Material provided:

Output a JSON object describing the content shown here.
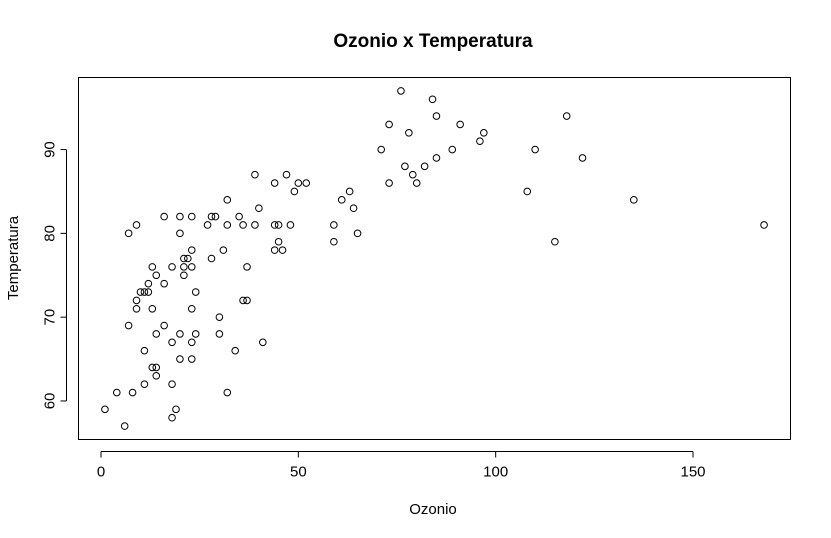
{
  "chart_data": {
    "type": "scatter",
    "title": "Ozonio x Temperatura",
    "xlabel": "Ozonio",
    "ylabel": "Temperatura",
    "xlim": [
      -5.7,
      174.7
    ],
    "ylim": [
      55.4,
      98.6
    ],
    "xticks": [
      0,
      50,
      100,
      150
    ],
    "yticks": [
      60,
      70,
      80,
      90
    ],
    "grid": false,
    "marker": "open-circle",
    "points": [
      {
        "x": 1,
        "y": 59
      },
      {
        "x": 4,
        "y": 61
      },
      {
        "x": 6,
        "y": 57
      },
      {
        "x": 7,
        "y": 69
      },
      {
        "x": 7,
        "y": 80
      },
      {
        "x": 8,
        "y": 61
      },
      {
        "x": 9,
        "y": 81
      },
      {
        "x": 9,
        "y": 72
      },
      {
        "x": 9,
        "y": 71
      },
      {
        "x": 10,
        "y": 73
      },
      {
        "x": 11,
        "y": 66
      },
      {
        "x": 11,
        "y": 73
      },
      {
        "x": 11,
        "y": 62
      },
      {
        "x": 12,
        "y": 73
      },
      {
        "x": 12,
        "y": 74
      },
      {
        "x": 13,
        "y": 76
      },
      {
        "x": 13,
        "y": 71
      },
      {
        "x": 13,
        "y": 64
      },
      {
        "x": 14,
        "y": 75
      },
      {
        "x": 14,
        "y": 63
      },
      {
        "x": 14,
        "y": 68
      },
      {
        "x": 14,
        "y": 64
      },
      {
        "x": 16,
        "y": 82
      },
      {
        "x": 16,
        "y": 74
      },
      {
        "x": 16,
        "y": 69
      },
      {
        "x": 18,
        "y": 76
      },
      {
        "x": 18,
        "y": 67
      },
      {
        "x": 18,
        "y": 62
      },
      {
        "x": 18,
        "y": 58
      },
      {
        "x": 19,
        "y": 59
      },
      {
        "x": 20,
        "y": 82
      },
      {
        "x": 20,
        "y": 80
      },
      {
        "x": 20,
        "y": 68
      },
      {
        "x": 20,
        "y": 65
      },
      {
        "x": 21,
        "y": 77
      },
      {
        "x": 21,
        "y": 75
      },
      {
        "x": 21,
        "y": 76
      },
      {
        "x": 22,
        "y": 77
      },
      {
        "x": 23,
        "y": 82
      },
      {
        "x": 23,
        "y": 78
      },
      {
        "x": 23,
        "y": 76
      },
      {
        "x": 23,
        "y": 71
      },
      {
        "x": 23,
        "y": 67
      },
      {
        "x": 23,
        "y": 65
      },
      {
        "x": 24,
        "y": 73
      },
      {
        "x": 24,
        "y": 68
      },
      {
        "x": 27,
        "y": 81
      },
      {
        "x": 28,
        "y": 82
      },
      {
        "x": 28,
        "y": 77
      },
      {
        "x": 29,
        "y": 82
      },
      {
        "x": 30,
        "y": 70
      },
      {
        "x": 30,
        "y": 68
      },
      {
        "x": 31,
        "y": 78
      },
      {
        "x": 32,
        "y": 84
      },
      {
        "x": 32,
        "y": 81
      },
      {
        "x": 32,
        "y": 61
      },
      {
        "x": 34,
        "y": 66
      },
      {
        "x": 35,
        "y": 82
      },
      {
        "x": 36,
        "y": 81
      },
      {
        "x": 36,
        "y": 72
      },
      {
        "x": 37,
        "y": 76
      },
      {
        "x": 37,
        "y": 72
      },
      {
        "x": 39,
        "y": 87
      },
      {
        "x": 39,
        "y": 81
      },
      {
        "x": 40,
        "y": 83
      },
      {
        "x": 41,
        "y": 67
      },
      {
        "x": 44,
        "y": 86
      },
      {
        "x": 44,
        "y": 81
      },
      {
        "x": 44,
        "y": 78
      },
      {
        "x": 45,
        "y": 81
      },
      {
        "x": 45,
        "y": 79
      },
      {
        "x": 46,
        "y": 78
      },
      {
        "x": 47,
        "y": 87
      },
      {
        "x": 48,
        "y": 81
      },
      {
        "x": 49,
        "y": 85
      },
      {
        "x": 50,
        "y": 86
      },
      {
        "x": 52,
        "y": 86
      },
      {
        "x": 59,
        "y": 81
      },
      {
        "x": 59,
        "y": 79
      },
      {
        "x": 61,
        "y": 84
      },
      {
        "x": 63,
        "y": 85
      },
      {
        "x": 64,
        "y": 83
      },
      {
        "x": 65,
        "y": 80
      },
      {
        "x": 71,
        "y": 90
      },
      {
        "x": 73,
        "y": 93
      },
      {
        "x": 73,
        "y": 86
      },
      {
        "x": 76,
        "y": 97
      },
      {
        "x": 77,
        "y": 88
      },
      {
        "x": 78,
        "y": 92
      },
      {
        "x": 79,
        "y": 87
      },
      {
        "x": 80,
        "y": 86
      },
      {
        "x": 82,
        "y": 88
      },
      {
        "x": 84,
        "y": 96
      },
      {
        "x": 85,
        "y": 94
      },
      {
        "x": 85,
        "y": 89
      },
      {
        "x": 89,
        "y": 90
      },
      {
        "x": 91,
        "y": 93
      },
      {
        "x": 96,
        "y": 91
      },
      {
        "x": 97,
        "y": 92
      },
      {
        "x": 108,
        "y": 85
      },
      {
        "x": 110,
        "y": 90
      },
      {
        "x": 115,
        "y": 79
      },
      {
        "x": 118,
        "y": 94
      },
      {
        "x": 122,
        "y": 89
      },
      {
        "x": 135,
        "y": 84
      },
      {
        "x": 168,
        "y": 81
      }
    ]
  }
}
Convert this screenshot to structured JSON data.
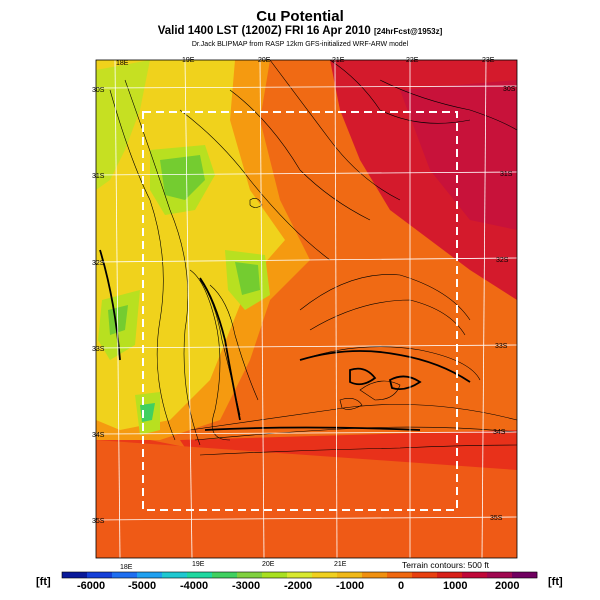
{
  "header": {
    "title": "Cu Potential",
    "subtitle": "Valid 1400 LST (1200Z) FRI 16 Apr 2010",
    "subtitle_extra": "[24hrFcst@1953z]",
    "credit": "Dr.Jack BLIPMAP from RASP 12km GFS-initialized WRF-ARW model"
  },
  "map": {
    "lon_labels": [
      "18E",
      "19E",
      "20E",
      "21E",
      "22E",
      "23E"
    ],
    "lat_labels": [
      "30S",
      "31S",
      "32S",
      "33S",
      "34S",
      "35S"
    ],
    "terrain_note": "Terrain contours: 500 ft"
  },
  "colorbar": {
    "unit_left": "[ft]",
    "unit_right": "[ft]",
    "ticks": [
      "-6000",
      "-5000",
      "-4000",
      "-3000",
      "-2000",
      "-1000",
      "0",
      "1000",
      "2000"
    ],
    "colors": [
      "#0a1a9a",
      "#1540d8",
      "#1e6ef0",
      "#20a0f0",
      "#20c8d0",
      "#20d8a0",
      "#40d060",
      "#80d040",
      "#a8e020",
      "#d8e830",
      "#f0d020",
      "#f0b818",
      "#f09010",
      "#f06810",
      "#e84010",
      "#d82018",
      "#c00838",
      "#a00850",
      "#700060"
    ]
  },
  "palette": {
    "red": "#e8311a",
    "orange": "#f06a14",
    "amber": "#f59a10",
    "yellow": "#f0d21c",
    "lime": "#b8e020",
    "green": "#74cc30",
    "deep_red": "#d41a2c",
    "magenta_red": "#c8123a"
  }
}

Problem to solve: Look above for the line containing "Convert this screenshot"; output that line and all lines after it through the last one exactly, without the pictures.

Result:
Convert this screenshot to structured JSON data.
{
  "header": {
    "title": "Cu Potential",
    "subtitle": "Valid 1400 LST (1200Z) FRI 16 Apr 2010",
    "subtitle_extra": "[24hrFcst@1953z]",
    "credit": "Dr.Jack BLIPMAP from RASP 12km GFS-initialized WRF-ARW model"
  },
  "map": {
    "lon_labels": [
      "18E",
      "19E",
      "20E",
      "21E",
      "22E",
      "23E"
    ],
    "lat_labels": [
      "30S",
      "31S",
      "32S",
      "33S",
      "34S",
      "35S"
    ],
    "terrain_note": "Terrain contours: 500 ft"
  },
  "colorbar": {
    "unit_left": "[ft]",
    "unit_right": "[ft]",
    "ticks": [
      "-6000",
      "-5000",
      "-4000",
      "-3000",
      "-2000",
      "-1000",
      "0",
      "1000",
      "2000"
    ],
    "colors": [
      "#0a1a9a",
      "#1540d8",
      "#1e6ef0",
      "#20a0f0",
      "#20c8d0",
      "#20d8a0",
      "#40d060",
      "#80d040",
      "#a8e020",
      "#d8e830",
      "#f0d020",
      "#f0b818",
      "#f09010",
      "#f06810",
      "#e84010",
      "#d82018",
      "#c00838",
      "#a00850",
      "#700060"
    ]
  },
  "palette": {
    "red": "#e8311a",
    "orange": "#f06a14",
    "amber": "#f59a10",
    "yellow": "#f0d21c",
    "lime": "#b8e020",
    "green": "#74cc30",
    "deep_red": "#d41a2c",
    "magenta_red": "#c8123a"
  }
}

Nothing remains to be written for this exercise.